>> Begin

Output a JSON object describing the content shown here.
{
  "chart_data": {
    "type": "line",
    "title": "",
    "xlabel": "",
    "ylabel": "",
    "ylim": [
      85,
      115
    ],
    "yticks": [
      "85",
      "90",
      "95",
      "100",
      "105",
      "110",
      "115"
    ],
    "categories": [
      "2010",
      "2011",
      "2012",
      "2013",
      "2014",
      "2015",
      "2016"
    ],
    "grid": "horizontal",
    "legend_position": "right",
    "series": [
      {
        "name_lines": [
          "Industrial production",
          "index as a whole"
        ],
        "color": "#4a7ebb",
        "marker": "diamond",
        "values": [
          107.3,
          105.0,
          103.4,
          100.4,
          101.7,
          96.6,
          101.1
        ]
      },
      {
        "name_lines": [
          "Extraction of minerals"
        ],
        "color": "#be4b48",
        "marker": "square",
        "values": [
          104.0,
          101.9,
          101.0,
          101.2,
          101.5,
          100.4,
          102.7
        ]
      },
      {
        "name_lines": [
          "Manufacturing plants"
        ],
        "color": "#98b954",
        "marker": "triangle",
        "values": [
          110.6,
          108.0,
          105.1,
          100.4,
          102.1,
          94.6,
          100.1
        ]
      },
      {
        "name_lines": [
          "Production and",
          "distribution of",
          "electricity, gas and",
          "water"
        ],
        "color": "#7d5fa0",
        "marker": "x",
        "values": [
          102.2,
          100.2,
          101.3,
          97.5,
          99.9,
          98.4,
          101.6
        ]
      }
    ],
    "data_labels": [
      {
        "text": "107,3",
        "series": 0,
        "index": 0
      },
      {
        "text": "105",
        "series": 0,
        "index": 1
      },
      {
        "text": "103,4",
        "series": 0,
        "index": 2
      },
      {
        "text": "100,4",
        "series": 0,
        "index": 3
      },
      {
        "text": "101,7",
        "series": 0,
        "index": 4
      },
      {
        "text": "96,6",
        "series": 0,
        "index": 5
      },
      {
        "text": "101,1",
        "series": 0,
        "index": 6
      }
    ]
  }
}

>> End

REQUEST
From the records, copy every line that has the string "marker" in it.

WRITTEN REPLY
        "marker": "diamond",
        "marker": "square",
        "marker": "triangle",
        "marker": "x",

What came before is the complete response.